## DATASET
┌────────

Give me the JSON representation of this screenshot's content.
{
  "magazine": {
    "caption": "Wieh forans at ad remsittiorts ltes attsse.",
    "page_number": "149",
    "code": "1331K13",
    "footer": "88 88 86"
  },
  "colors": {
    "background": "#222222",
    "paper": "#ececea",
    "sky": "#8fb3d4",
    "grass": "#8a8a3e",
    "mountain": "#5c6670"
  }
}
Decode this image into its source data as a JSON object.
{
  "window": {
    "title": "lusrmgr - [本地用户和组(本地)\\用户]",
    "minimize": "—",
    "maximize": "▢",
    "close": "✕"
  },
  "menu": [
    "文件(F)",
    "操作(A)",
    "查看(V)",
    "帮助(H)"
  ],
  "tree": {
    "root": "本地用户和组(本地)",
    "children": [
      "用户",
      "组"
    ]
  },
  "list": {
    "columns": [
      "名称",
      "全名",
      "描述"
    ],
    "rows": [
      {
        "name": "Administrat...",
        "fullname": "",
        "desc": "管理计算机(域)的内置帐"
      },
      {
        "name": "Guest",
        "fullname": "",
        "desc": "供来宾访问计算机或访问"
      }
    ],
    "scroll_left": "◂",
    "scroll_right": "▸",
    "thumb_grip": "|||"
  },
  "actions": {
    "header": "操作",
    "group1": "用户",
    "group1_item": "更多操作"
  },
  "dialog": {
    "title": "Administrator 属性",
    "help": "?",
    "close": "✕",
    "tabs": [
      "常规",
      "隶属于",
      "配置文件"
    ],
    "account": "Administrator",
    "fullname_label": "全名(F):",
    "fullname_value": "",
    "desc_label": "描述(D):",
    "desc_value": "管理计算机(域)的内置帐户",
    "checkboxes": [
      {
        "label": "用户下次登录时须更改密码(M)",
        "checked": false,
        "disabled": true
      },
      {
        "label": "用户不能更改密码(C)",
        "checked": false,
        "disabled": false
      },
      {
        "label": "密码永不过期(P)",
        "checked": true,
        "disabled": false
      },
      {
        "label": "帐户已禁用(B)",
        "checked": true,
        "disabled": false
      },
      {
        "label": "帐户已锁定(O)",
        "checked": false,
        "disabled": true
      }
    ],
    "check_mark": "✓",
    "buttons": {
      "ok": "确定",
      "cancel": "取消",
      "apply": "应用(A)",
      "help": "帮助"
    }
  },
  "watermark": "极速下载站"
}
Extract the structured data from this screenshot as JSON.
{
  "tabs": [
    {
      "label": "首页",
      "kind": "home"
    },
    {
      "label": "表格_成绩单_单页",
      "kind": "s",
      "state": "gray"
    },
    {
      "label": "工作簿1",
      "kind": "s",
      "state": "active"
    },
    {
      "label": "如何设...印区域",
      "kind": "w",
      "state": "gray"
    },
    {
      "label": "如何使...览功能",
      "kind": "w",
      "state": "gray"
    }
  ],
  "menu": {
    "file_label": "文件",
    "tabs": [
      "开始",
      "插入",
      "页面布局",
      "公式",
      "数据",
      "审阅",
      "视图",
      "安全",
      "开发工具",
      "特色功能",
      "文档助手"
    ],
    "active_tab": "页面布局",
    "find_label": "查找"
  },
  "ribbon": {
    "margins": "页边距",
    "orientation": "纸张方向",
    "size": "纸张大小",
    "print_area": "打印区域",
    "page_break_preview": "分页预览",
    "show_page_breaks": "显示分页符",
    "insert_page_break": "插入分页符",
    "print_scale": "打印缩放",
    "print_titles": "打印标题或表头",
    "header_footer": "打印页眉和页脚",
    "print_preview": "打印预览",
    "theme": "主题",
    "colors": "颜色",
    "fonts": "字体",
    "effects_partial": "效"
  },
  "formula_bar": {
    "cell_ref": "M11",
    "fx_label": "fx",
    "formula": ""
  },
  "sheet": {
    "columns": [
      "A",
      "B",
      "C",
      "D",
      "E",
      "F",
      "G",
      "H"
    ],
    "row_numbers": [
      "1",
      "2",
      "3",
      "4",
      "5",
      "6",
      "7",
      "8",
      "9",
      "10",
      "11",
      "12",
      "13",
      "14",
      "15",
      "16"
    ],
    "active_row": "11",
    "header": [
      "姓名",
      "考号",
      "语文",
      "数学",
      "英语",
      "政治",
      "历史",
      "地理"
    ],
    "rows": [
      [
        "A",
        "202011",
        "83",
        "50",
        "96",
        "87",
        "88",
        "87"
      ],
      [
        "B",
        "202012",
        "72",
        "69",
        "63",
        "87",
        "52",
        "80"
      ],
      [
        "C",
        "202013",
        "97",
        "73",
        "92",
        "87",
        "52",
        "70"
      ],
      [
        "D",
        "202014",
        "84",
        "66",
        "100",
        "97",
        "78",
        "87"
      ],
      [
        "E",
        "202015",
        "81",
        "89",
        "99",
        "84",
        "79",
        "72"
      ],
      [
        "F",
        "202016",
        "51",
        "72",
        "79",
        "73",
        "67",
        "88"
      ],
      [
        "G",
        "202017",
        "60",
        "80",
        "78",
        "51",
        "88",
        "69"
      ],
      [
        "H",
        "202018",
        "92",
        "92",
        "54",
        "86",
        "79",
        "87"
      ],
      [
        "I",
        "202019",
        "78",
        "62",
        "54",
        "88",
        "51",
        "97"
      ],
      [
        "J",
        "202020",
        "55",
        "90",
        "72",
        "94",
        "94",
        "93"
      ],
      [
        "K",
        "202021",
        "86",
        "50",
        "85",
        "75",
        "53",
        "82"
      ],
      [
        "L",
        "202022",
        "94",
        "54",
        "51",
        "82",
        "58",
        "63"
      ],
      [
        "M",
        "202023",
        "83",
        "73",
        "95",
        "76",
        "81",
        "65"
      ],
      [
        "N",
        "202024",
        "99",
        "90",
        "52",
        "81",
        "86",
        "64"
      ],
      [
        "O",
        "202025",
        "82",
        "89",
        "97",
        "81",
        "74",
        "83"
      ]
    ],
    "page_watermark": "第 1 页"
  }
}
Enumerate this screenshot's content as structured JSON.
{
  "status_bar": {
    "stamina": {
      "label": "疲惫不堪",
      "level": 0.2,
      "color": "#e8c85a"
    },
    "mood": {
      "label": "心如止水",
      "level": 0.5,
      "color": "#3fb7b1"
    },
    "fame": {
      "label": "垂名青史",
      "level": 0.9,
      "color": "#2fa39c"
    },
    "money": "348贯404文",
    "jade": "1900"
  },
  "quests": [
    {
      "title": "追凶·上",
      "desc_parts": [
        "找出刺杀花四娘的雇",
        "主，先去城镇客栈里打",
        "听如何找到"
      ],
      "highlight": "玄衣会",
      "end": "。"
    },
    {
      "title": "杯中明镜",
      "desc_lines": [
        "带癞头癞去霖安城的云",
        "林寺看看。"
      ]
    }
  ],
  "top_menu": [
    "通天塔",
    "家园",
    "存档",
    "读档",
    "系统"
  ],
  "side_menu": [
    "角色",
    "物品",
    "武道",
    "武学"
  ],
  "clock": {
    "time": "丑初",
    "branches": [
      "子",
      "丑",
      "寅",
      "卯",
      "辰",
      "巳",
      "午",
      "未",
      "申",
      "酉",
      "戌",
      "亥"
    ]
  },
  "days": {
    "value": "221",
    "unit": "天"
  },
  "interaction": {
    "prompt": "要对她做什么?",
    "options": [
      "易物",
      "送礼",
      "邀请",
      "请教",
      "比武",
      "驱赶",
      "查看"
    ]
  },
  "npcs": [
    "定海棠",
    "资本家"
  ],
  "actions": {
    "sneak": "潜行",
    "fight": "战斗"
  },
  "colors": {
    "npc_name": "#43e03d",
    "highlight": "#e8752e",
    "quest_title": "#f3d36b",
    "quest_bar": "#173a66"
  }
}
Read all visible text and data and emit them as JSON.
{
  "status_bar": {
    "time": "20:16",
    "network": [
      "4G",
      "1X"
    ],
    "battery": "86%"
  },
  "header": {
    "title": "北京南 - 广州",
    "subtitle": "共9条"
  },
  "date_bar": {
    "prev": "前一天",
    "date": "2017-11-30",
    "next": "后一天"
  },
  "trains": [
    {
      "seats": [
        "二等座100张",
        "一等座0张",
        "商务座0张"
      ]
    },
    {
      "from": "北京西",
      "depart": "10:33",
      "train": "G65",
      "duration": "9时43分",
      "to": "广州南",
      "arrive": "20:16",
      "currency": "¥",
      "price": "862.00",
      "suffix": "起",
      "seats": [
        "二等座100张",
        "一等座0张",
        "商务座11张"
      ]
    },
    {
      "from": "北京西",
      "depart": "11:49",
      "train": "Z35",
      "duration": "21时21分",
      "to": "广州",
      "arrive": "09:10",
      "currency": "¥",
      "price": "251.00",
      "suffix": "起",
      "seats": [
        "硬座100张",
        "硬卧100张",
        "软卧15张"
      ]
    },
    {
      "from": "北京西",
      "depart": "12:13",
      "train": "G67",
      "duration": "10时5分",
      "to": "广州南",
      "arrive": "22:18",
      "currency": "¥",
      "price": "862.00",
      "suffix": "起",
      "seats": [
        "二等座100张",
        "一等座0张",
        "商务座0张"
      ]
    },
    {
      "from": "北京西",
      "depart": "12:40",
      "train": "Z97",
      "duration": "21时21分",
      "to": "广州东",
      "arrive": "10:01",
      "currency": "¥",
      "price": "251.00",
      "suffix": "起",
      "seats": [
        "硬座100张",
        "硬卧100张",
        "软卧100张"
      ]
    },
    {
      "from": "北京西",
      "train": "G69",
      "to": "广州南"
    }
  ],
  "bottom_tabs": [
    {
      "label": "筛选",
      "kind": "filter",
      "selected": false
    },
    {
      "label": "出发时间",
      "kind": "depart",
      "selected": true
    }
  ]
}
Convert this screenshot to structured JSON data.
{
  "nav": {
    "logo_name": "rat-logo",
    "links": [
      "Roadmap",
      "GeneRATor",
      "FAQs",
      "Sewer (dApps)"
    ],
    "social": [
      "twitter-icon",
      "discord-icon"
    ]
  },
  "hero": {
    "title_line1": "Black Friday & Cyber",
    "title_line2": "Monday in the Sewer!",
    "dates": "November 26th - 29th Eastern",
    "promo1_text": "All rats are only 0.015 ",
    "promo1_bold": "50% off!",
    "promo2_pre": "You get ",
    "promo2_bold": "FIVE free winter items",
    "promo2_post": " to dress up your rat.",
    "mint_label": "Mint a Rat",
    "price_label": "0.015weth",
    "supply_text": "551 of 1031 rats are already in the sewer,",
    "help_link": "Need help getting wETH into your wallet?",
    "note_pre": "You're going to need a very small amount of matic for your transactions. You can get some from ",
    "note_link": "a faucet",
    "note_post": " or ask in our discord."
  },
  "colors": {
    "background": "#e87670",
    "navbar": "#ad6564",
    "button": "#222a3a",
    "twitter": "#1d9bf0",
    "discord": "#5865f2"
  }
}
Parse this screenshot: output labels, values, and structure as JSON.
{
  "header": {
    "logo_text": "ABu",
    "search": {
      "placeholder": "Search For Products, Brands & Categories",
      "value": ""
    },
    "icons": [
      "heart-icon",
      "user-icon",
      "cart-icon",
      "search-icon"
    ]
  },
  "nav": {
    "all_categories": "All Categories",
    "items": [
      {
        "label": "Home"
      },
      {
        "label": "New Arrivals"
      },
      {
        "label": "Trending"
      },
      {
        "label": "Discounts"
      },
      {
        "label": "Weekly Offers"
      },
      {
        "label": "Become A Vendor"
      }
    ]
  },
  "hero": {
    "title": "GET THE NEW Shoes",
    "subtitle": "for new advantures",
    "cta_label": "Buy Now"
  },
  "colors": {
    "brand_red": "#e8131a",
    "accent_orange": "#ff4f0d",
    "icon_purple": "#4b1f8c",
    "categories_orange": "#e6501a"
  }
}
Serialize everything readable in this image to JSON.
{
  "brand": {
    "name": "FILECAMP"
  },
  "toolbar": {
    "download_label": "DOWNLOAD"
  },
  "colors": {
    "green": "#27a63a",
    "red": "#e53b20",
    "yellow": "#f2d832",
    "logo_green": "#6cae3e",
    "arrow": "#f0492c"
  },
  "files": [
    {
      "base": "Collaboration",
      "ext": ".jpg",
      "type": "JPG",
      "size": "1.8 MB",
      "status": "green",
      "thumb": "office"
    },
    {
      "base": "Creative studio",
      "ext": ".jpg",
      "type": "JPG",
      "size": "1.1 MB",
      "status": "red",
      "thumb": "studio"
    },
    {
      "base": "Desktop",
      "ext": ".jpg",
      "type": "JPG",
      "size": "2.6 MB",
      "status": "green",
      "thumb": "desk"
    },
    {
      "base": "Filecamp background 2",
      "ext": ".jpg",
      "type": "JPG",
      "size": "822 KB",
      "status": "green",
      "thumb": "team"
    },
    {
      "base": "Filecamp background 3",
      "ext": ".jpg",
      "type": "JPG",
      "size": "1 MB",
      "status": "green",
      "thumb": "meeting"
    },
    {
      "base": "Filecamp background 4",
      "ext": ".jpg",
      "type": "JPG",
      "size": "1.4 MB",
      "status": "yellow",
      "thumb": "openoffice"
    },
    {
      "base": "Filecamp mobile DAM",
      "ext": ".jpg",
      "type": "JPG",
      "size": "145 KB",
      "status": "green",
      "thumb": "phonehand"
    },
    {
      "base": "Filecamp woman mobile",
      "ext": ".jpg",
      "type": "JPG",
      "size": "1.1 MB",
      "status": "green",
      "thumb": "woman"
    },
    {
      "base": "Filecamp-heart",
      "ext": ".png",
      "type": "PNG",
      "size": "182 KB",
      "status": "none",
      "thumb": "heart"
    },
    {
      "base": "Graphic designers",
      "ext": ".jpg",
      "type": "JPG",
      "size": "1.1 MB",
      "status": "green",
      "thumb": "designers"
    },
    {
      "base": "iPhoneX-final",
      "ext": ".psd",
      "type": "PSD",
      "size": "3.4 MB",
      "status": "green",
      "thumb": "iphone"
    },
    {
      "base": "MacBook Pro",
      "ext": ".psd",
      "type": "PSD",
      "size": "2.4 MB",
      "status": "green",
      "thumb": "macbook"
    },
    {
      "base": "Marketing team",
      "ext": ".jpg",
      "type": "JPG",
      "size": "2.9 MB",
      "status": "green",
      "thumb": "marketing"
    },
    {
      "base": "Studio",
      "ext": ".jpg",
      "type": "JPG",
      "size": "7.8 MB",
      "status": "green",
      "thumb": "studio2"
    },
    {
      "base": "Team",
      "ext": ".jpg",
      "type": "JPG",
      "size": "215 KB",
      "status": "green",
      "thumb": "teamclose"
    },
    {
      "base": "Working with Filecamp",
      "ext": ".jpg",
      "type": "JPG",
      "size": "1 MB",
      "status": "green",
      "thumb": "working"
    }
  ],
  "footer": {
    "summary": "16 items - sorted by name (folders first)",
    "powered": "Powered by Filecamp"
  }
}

└────────

Every line in the data above that contains "Administrator" needs to be copied.

## THE OUTPUT
    "title": "Administrator 属性",
    "account": "Administrator",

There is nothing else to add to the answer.